## MATERIAL FOR THE TASK
.....

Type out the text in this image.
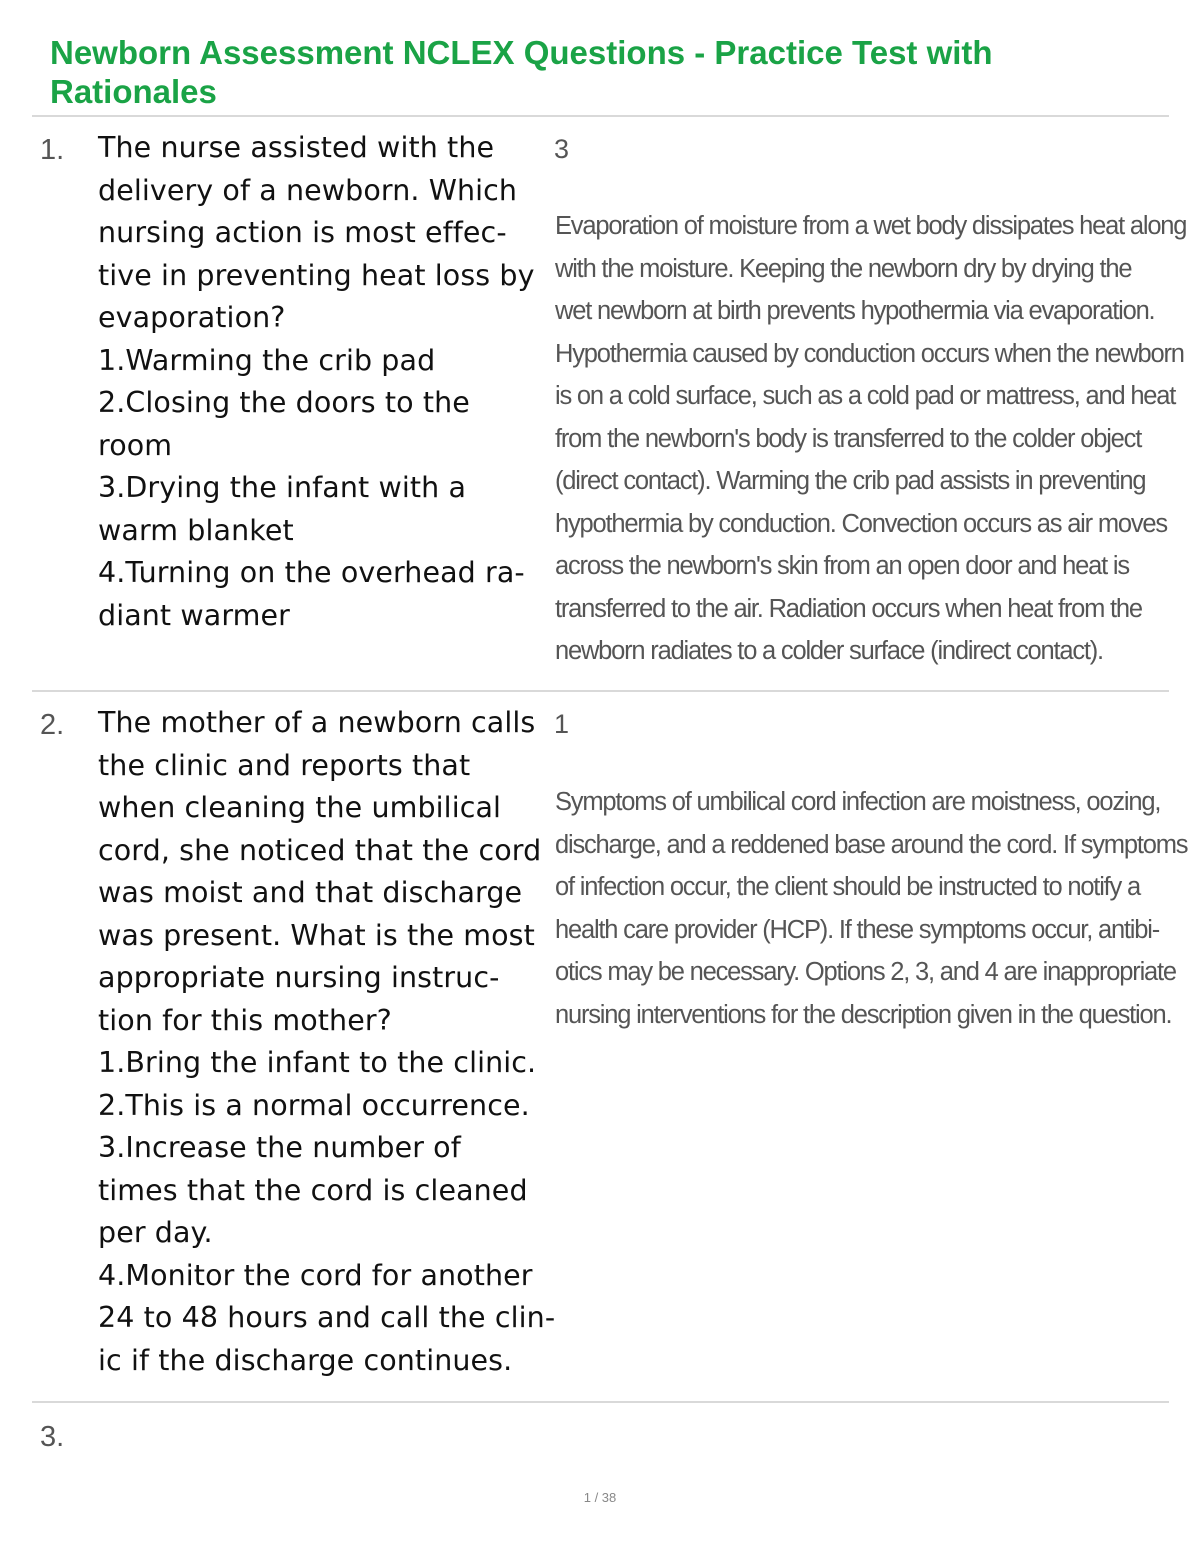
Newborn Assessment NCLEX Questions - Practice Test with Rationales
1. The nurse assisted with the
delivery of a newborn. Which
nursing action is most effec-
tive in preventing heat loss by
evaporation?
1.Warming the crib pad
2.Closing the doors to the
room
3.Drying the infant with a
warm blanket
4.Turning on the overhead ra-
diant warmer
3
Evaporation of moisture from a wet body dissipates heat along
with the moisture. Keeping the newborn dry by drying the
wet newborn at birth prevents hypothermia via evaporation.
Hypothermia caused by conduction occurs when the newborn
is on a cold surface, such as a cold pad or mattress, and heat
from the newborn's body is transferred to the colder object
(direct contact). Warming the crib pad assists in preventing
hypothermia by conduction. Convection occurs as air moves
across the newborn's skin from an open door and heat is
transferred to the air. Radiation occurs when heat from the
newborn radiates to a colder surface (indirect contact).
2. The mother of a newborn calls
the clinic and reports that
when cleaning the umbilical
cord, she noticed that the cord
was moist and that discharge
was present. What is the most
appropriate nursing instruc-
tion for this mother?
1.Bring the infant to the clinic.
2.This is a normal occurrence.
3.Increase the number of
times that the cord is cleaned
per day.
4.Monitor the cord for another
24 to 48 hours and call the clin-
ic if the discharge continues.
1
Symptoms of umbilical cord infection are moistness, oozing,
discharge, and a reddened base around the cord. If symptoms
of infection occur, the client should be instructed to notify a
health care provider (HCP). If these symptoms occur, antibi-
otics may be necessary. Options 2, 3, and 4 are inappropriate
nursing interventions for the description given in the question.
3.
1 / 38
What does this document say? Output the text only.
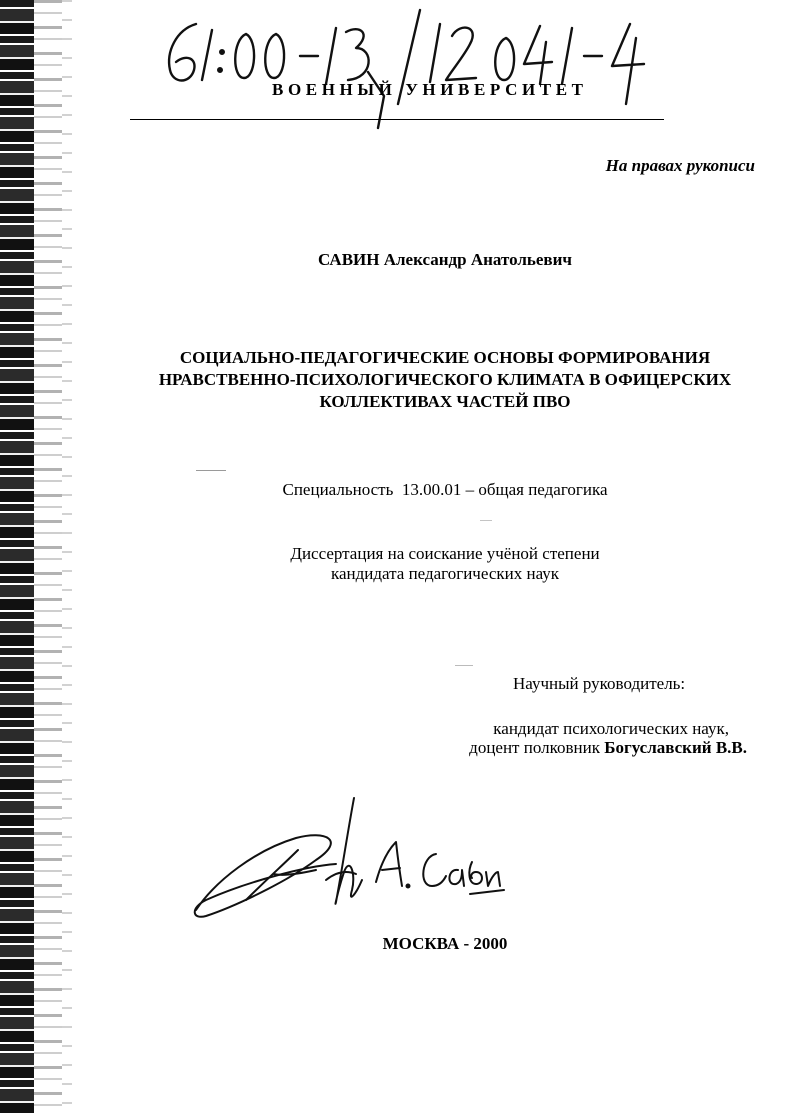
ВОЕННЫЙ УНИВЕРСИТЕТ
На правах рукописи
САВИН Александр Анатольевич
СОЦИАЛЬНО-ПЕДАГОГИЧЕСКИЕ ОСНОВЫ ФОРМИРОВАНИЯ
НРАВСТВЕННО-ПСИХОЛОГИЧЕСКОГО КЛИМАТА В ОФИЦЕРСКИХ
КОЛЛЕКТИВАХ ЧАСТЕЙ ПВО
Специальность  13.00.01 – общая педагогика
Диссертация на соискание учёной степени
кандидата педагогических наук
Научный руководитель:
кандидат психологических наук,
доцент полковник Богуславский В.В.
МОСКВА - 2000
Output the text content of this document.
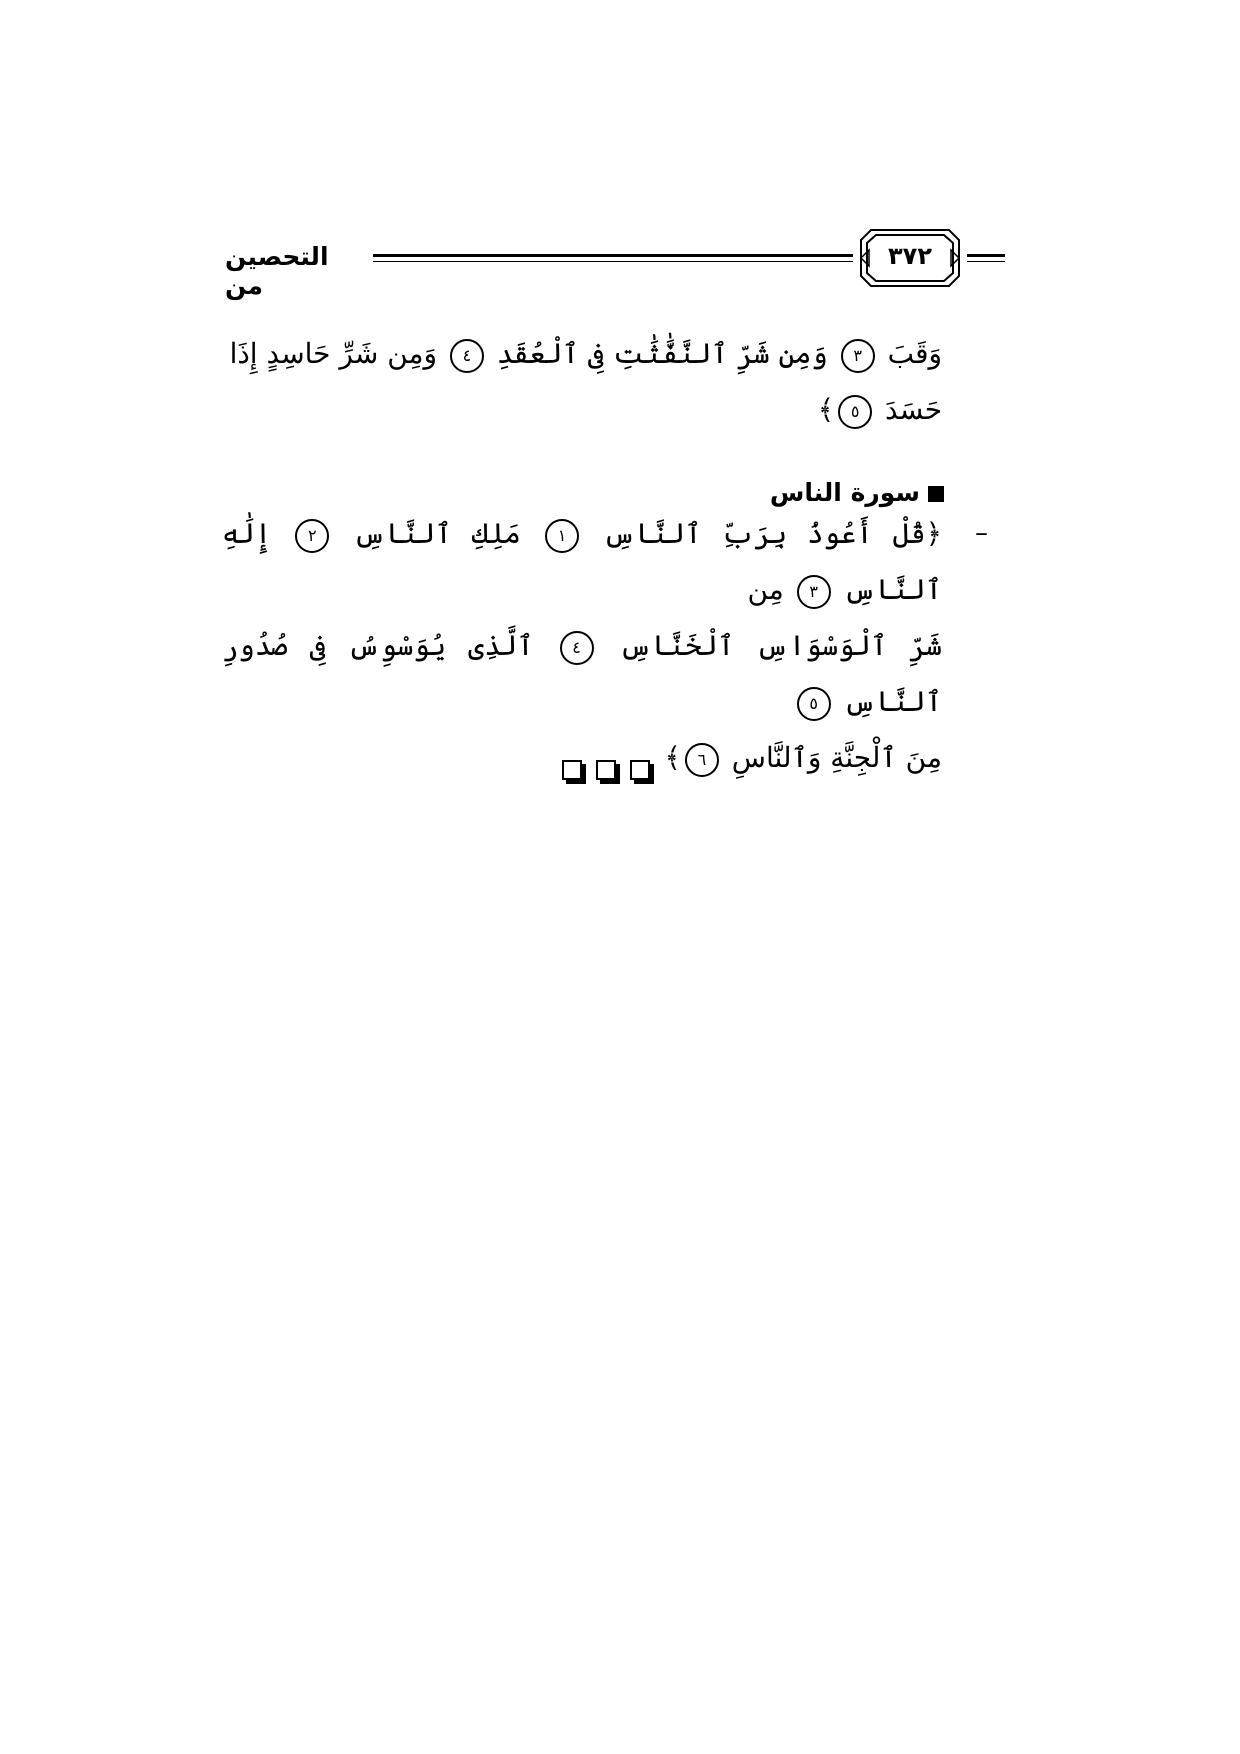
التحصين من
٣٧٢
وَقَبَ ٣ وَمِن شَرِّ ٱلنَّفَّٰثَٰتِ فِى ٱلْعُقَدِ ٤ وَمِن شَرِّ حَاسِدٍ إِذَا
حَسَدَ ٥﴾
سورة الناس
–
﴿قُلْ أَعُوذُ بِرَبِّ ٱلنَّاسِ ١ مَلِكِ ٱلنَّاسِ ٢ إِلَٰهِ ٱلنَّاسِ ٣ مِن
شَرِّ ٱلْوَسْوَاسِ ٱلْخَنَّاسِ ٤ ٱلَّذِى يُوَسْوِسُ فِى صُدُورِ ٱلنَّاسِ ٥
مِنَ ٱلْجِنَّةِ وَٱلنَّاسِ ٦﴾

.....

## PROBLEM
Starting at the line that contains "What does this", write out every line through the final line of the entries, word for word; skip any pictures.

## EXERCISE RESPONSE
What does this document say? Output the text only.
ВОЕННЫЙ УНИВЕРСИТЕТ
На правах рукописи
САВИН Александр Анатольевич
СОЦИАЛЬНО-ПЕДАГОГИЧЕСКИЕ ОСНОВЫ ФОРМИРОВАНИЯ
НРАВСТВЕННО-ПСИХОЛОГИЧЕСКОГО КЛИМАТА В ОФИЦЕРСКИХ
КОЛЛЕКТИВАХ ЧАСТЕЙ ПВО
Специальность  13.00.01 – общая педагогика
Диссертация на соискание учёной степени
кандидата педагогических наук
Научный руководитель:
кандидат психологических наук,
доцент полковник Богуславский В.В.
МОСКВА - 2000
Output the text content of this document.
التحصين من
٣٧٢
وَقَبَ ٣ وَمِن شَرِّ ٱلنَّفَّٰثَٰتِ فِى ٱلْعُقَدِ ٤ وَمِن شَرِّ حَاسِدٍ إِذَا
حَسَدَ ٥﴾
سورة الناس
–
﴿قُلْ أَعُوذُ بِرَبِّ ٱلنَّاسِ ١ مَلِكِ ٱلنَّاسِ ٢ إِلَٰهِ ٱلنَّاسِ ٣ مِن
شَرِّ ٱلْوَسْوَاسِ ٱلْخَنَّاسِ ٤ ٱلَّذِى يُوَسْوِسُ فِى صُدُورِ ٱلنَّاسِ ٥
مِنَ ٱلْجِنَّةِ وَٱلنَّاسِ ٦﴾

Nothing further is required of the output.